## Begin STORED ROWS

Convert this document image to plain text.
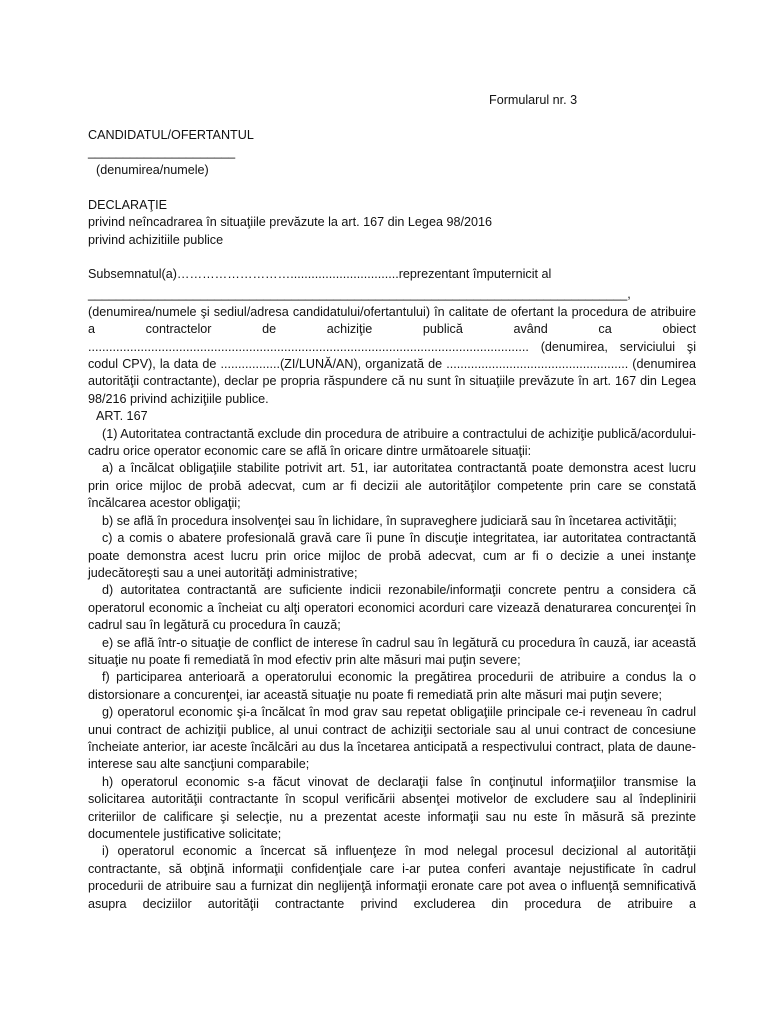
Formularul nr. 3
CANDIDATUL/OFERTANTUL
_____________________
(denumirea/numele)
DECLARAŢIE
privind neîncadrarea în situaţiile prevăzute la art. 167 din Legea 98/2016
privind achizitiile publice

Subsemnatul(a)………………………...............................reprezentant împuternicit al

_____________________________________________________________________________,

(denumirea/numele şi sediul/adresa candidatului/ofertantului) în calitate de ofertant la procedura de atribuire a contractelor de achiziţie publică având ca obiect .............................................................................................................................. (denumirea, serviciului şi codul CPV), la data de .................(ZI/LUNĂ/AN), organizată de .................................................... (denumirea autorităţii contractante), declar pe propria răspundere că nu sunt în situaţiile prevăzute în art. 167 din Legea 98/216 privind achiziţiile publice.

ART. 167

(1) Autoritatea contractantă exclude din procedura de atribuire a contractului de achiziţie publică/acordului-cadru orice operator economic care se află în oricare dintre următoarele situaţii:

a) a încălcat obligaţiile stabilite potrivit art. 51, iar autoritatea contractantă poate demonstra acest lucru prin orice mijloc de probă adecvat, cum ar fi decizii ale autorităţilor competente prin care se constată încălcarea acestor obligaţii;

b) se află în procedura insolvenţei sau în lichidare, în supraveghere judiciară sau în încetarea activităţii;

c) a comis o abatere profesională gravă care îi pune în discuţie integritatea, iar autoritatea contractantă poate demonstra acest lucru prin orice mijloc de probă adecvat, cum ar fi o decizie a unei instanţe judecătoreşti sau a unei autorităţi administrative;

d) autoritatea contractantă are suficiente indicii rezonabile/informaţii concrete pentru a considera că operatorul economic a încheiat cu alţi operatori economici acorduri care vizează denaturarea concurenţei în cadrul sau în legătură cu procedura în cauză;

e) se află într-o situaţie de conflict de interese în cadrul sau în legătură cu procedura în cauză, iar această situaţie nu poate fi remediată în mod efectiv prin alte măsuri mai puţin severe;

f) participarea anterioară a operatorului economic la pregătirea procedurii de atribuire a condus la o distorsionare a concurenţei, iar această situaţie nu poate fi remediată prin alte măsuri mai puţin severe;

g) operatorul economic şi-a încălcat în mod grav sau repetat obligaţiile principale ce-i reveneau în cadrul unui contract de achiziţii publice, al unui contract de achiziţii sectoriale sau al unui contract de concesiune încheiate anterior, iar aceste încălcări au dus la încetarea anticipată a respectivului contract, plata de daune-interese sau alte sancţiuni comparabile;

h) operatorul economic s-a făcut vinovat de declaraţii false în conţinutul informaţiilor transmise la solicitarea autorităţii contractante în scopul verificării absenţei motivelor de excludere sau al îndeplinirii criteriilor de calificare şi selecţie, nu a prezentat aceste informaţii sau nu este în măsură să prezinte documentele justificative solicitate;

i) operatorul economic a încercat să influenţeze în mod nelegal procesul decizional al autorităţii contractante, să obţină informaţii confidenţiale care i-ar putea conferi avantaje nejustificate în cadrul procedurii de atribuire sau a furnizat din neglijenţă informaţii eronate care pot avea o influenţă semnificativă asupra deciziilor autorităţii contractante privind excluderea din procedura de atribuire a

## End STORED ROWS
## Begin STORED ROWS

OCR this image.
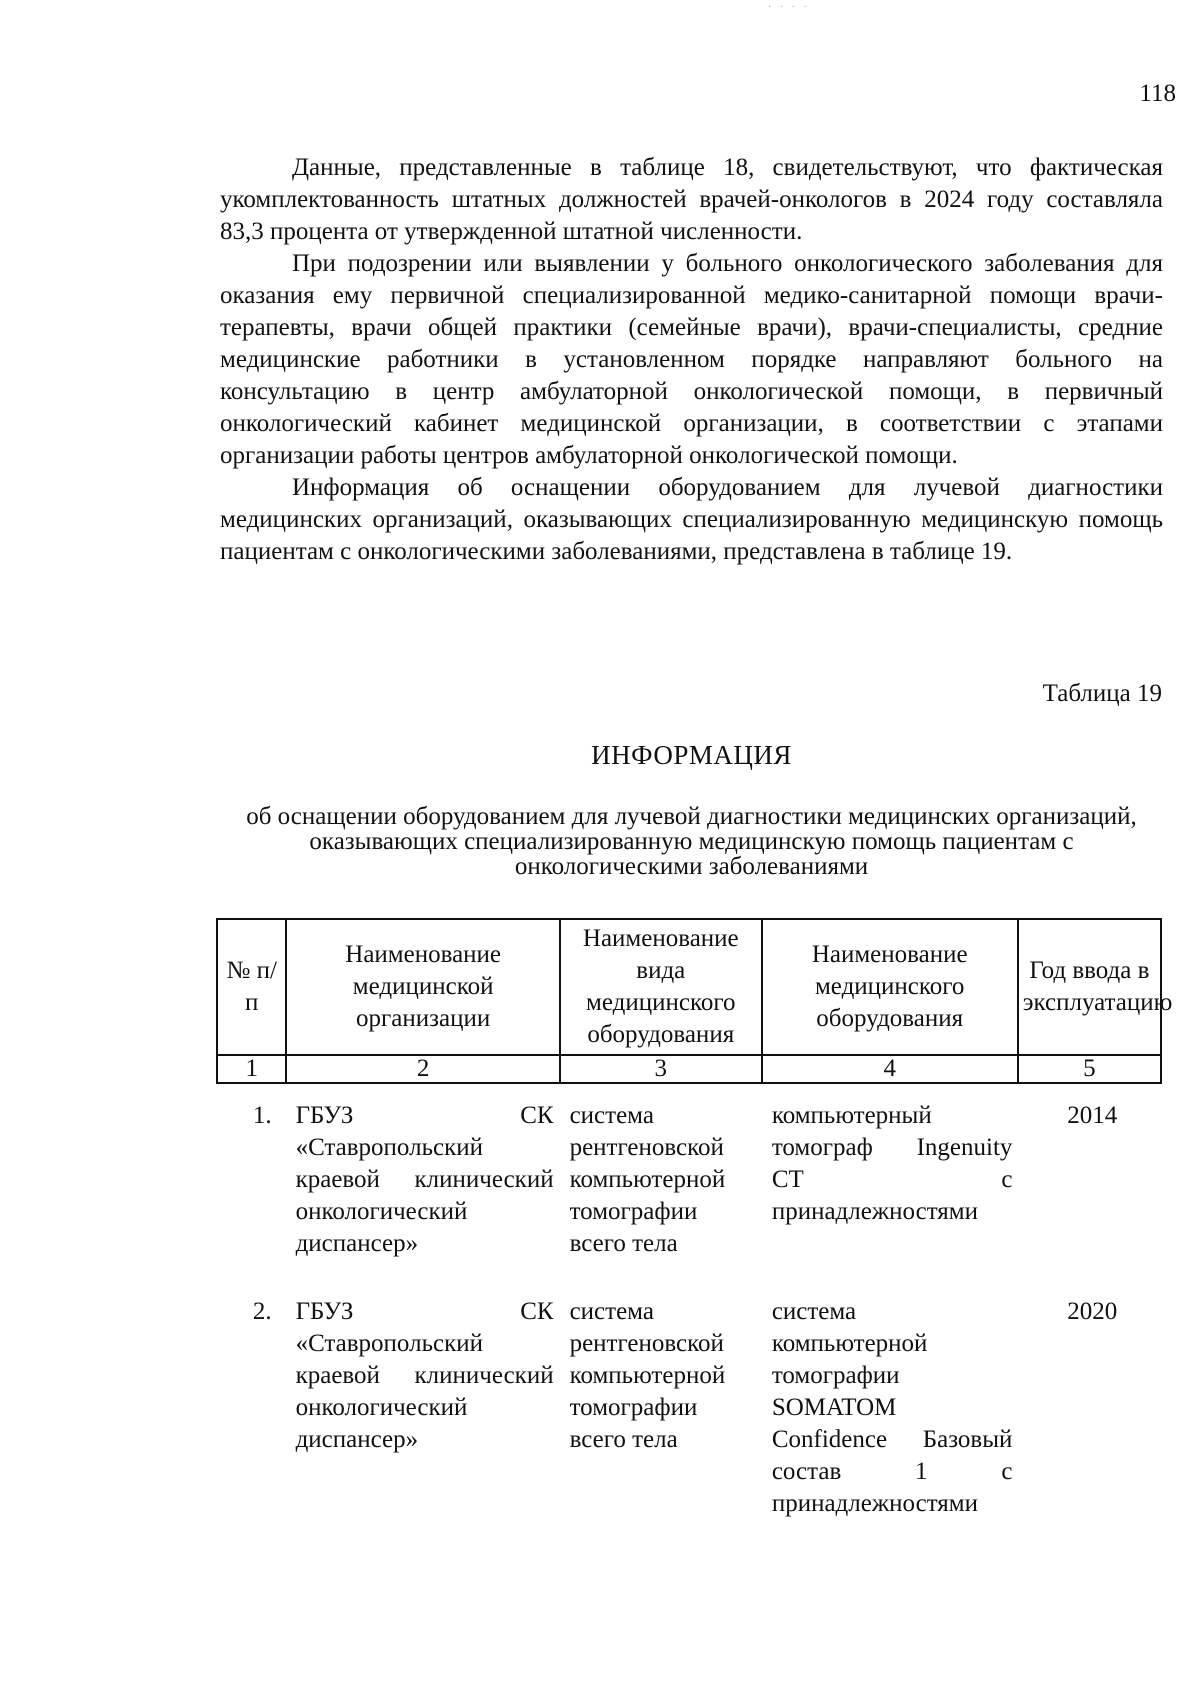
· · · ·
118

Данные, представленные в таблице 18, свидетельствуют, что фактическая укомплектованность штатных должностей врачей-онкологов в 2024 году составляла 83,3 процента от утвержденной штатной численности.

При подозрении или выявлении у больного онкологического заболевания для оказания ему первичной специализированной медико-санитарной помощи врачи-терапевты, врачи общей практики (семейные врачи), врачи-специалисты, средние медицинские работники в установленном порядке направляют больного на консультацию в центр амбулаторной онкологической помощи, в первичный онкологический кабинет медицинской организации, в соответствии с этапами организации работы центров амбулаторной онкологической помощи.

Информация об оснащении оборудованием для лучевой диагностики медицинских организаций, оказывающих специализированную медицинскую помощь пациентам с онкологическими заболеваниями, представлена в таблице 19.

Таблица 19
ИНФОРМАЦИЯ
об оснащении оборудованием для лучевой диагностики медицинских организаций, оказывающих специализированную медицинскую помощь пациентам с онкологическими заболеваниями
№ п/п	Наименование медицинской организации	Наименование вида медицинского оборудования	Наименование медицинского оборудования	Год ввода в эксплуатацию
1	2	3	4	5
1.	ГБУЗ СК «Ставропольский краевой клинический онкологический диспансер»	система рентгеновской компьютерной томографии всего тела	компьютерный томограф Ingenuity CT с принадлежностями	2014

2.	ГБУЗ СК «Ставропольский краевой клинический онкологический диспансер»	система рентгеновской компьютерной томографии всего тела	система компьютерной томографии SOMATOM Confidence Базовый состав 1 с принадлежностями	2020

## End STORED ROWS

TASK BRIEF: Find every line in the records above that holds the word "медицинских", and copy each one.

COMPLETE RESPONSE:
Информация об оснащении оборудованием для лучевой диагностики медицинских организаций, оказывающих специализированную медицинскую помощь пациентам с онкологическими заболеваниями, представлена в таблице 19.
об оснащении оборудованием для лучевой диагностики медицинских организаций, оказывающих специализированную медицинскую помощь пациентам с онкологическими заболеваниями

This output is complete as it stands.